TAREFA PROPOSTA 1:
Nos registros, copie tudo desde a linha com "- x-tick-label: 7: [388, 182, 394, 194]" até a linha com "- y-tick-label: 0: [31, 36, 37, 48]", incluindo as duas, e troque "axis-frame" por "plot-frame" sem mudar mais nada.

TRECHO APRESENTADO:
◇ ◇ ◇ ◇

Longe de Teerã, ela passou a trabalhar no serviço de correios da Bélgica e treina com a seleção local. . Ela conquistou a medalha de bronze no Aberto da Espanha e ouro em competições na Áustria, Croácia, Polônia e Sérvia. “O Rio de Janeiro é um sonho para mim’’, disse também para a ONU. “Foi a esperança que me fez chegar até os Jogos de 2016’’, disse.

Corredores. O COI ainda criou uma “peneira’’ nos dois maiores acampamentos de refugiados do mundo, o de Kakuma e Dadaab, ambos no Quênia. Com 180 mil pessoas, o Kakuma recebe estrangeiros do Sudão do Sul, país em guerra e que já soma 2 milhões de refugiados. Mas também serve de abrigo para milhares de etíopes, ruandeses, eritreus e refugiados da Somália, Congo e Uganda.

Orientados por ex-atletas quenianos, os refugiados são escolhidos e levados a um centro de treinamento perto de Nairobi, a capital. Em sua maioria, são corredores de 800 metros, maratona e de 5 mil e 10 mil metros. Todos, porém, foram obrigados a deixar os treinamentos há meses diante das guerras que enfrentaram.

Uma das principais apostas é Mohammed Daud Abubakar, da Somália. Outra aposta é o congolês Nzanzumu Gaston Kiza. Hoje com 22 anos, ele viu sua família ser massacrada em uma limpeza étnica.

O COI não acredita que esses refugiados terão chances de medalha. Mas a presença deles no Rio promete ser uma vitória pessoal de cada um dos atletas e um recado ao mundo.

◇ ◇ ◇ ◇

TAREFA PROPOSTA 2:
Responda com base no trecho sobre os atletas refugiados:
(a) Em que país ficam os acampamentos de Kakuma e Dadaab?
(b) Quantas pessoas vivem no Kakuma?
(c) Quantos anos tem hoje Nzanzumu Gaston Kiza?

◇ ◇ ◇ ◇

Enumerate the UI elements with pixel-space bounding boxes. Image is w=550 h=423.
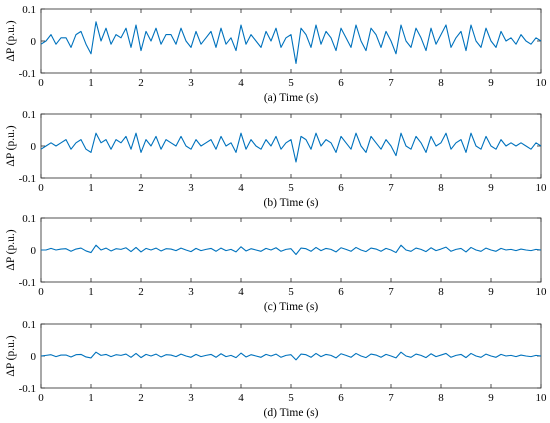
- x-tick-label: 7: [388, 182, 394, 194]
- x-tick-label: 4: [238, 392, 244, 404]
- x-tick-label: 7: [388, 77, 394, 89]
- series-line-d: [40, 351, 542, 361]
- y-tick-label: -0.1: [19, 277, 36, 289]
- axis-frame: [40, 113, 542, 179]
- x-tick-label: 9: [488, 286, 494, 298]
- x-tick-label: 9: [488, 392, 494, 404]
- y-tick-label: 0: [31, 36, 37, 48]
- series-line-b: [40, 132, 542, 163]
- y-tick-label: -0.1: [19, 173, 36, 185]
- x-tick-label: 0: [38, 392, 44, 404]
- x-tick-label: 2: [138, 286, 144, 298]
- x-tick-label: 1: [88, 392, 94, 404]
- y-axis-label: ΔP (p.u.): [5, 20, 17, 61]
- x-tick-label: 6: [338, 392, 344, 404]
- x-tick-label: 10: [536, 182, 548, 194]
- x-tick-label: 5: [288, 392, 294, 404]
- y-tick-label: 0: [31, 141, 37, 153]
- panel-b: 0 1 2 3 4 5 6 7 8 9 10-0.100.1(b) Time (s)ΔP (p.u.…: [5, 109, 547, 209]
- x-tick-label: 9: [488, 77, 494, 89]
- x-tick-label: 9: [488, 182, 494, 194]
- x-tick-label: 7: [388, 286, 394, 298]
- x-tick-label: 3: [188, 286, 194, 298]
- x-axis-label: (b) Time (s): [264, 197, 319, 209]
- x-tick-label: 8: [438, 286, 444, 298]
- y-tick-label: 0: [31, 245, 37, 257]
- axis-frame: [40, 217, 542, 283]
- x-tick-label: 6: [338, 77, 344, 89]
- y-tick-label: -0.1: [19, 68, 36, 80]
- x-tick-label: 3: [188, 77, 194, 89]
- x-tick-label: 10: [536, 286, 548, 298]
- x-tick-label: 6: [338, 286, 344, 298]
- x-tick-label: 4: [238, 182, 244, 194]
- y-axis-label: ΔP (p.u.): [5, 229, 17, 270]
- x-tick-label: 4: [238, 77, 244, 89]
- panel-a: 0 1 2 3 4 5 6 7 8 9 10-0.100.1(a) Time (s)ΔP (p.u.…: [5, 4, 547, 104]
- y-tick-label: 0.1: [22, 109, 36, 121]
- x-tick-label: 5: [288, 77, 294, 89]
- x-tick-label: 0: [38, 286, 44, 298]
- x-tick-label: 2: [138, 77, 144, 89]
- y-axis-label: ΔP (p.u.): [5, 125, 17, 166]
- series-line-a: [40, 21, 542, 64]
- x-tick-label: 4: [238, 286, 244, 298]
- x-tick-label: 7: [388, 392, 394, 404]
- x-tick-label: 5: [288, 182, 294, 194]
- x-tick-label: 2: [138, 182, 144, 194]
- y-axis-label: ΔP (p.u.): [5, 335, 17, 376]
- x-tick-label: 3: [188, 182, 194, 194]
- axis-frame: [40, 8, 542, 74]
- y-tick-label: 0.1: [22, 4, 36, 16]
- panel-d: 0 1 2 3 4 5 6 7 8 9 10-0.100.1(d) Time (s)ΔP (p.u.…: [5, 319, 547, 419]
- x-axis-label: (c) Time (s): [264, 301, 318, 313]
- x-tick-label: 0: [38, 77, 44, 89]
- x-tick-label: 8: [438, 77, 444, 89]
- x-tick-label: 0: [38, 182, 44, 194]
- x-tick-label: 1: [88, 286, 94, 298]
- x-tick-label: 10: [536, 77, 548, 89]
- y-tick-label: 0: [31, 351, 37, 363]
- x-tick-label: 6: [338, 182, 344, 194]
- x-tick-label: 8: [438, 182, 444, 194]
- x-tick-label: 5: [288, 286, 294, 298]
- axis-frame: [40, 323, 542, 389]
- x-axis-label: (a) Time (s): [264, 92, 318, 104]
- x-tick-label: 1: [88, 182, 94, 194]
- y-tick-label: -0.1: [19, 383, 36, 395]
- x-tick-label: 1: [88, 77, 94, 89]
- x-tick-label: 3: [188, 392, 194, 404]
- y-tick-label: 0.1: [22, 213, 36, 225]
- x-tick-label: 8: [438, 392, 444, 404]
- x-tick-label: 10: [536, 392, 548, 404]
- y-tick-label: 0.1: [22, 319, 36, 331]
- panel-c: 0 1 2 3 4 5 6 7 8 9 10-0.100.1(c) Time (s)ΔP (p.u.…: [5, 213, 547, 313]
- series-line-c: [41, 244, 542, 256]
- x-tick-label: 2: [138, 392, 144, 404]
- x-axis-label: (d) Time (s): [264, 407, 319, 419]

◇ ◇ ◇ ◇

RESPOSTA 1:
- x-tick-label: 7: [388, 182, 394, 194]
- x-tick-label: 4: [238, 392, 244, 404]
- x-tick-label: 7: [388, 77, 394, 89]
- series-line-d: [40, 351, 542, 361]
- y-tick-label: -0.1: [19, 277, 36, 289]
- plot-frame: [40, 113, 542, 179]
- x-tick-label: 9: [488, 286, 494, 298]
- x-tick-label: 9: [488, 392, 494, 404]
- y-tick-label: 0: [31, 36, 37, 48]

RESPOSTA 2:
(a) No Quênia.
(b) 180 mil pessoas.
(c) 22 anos.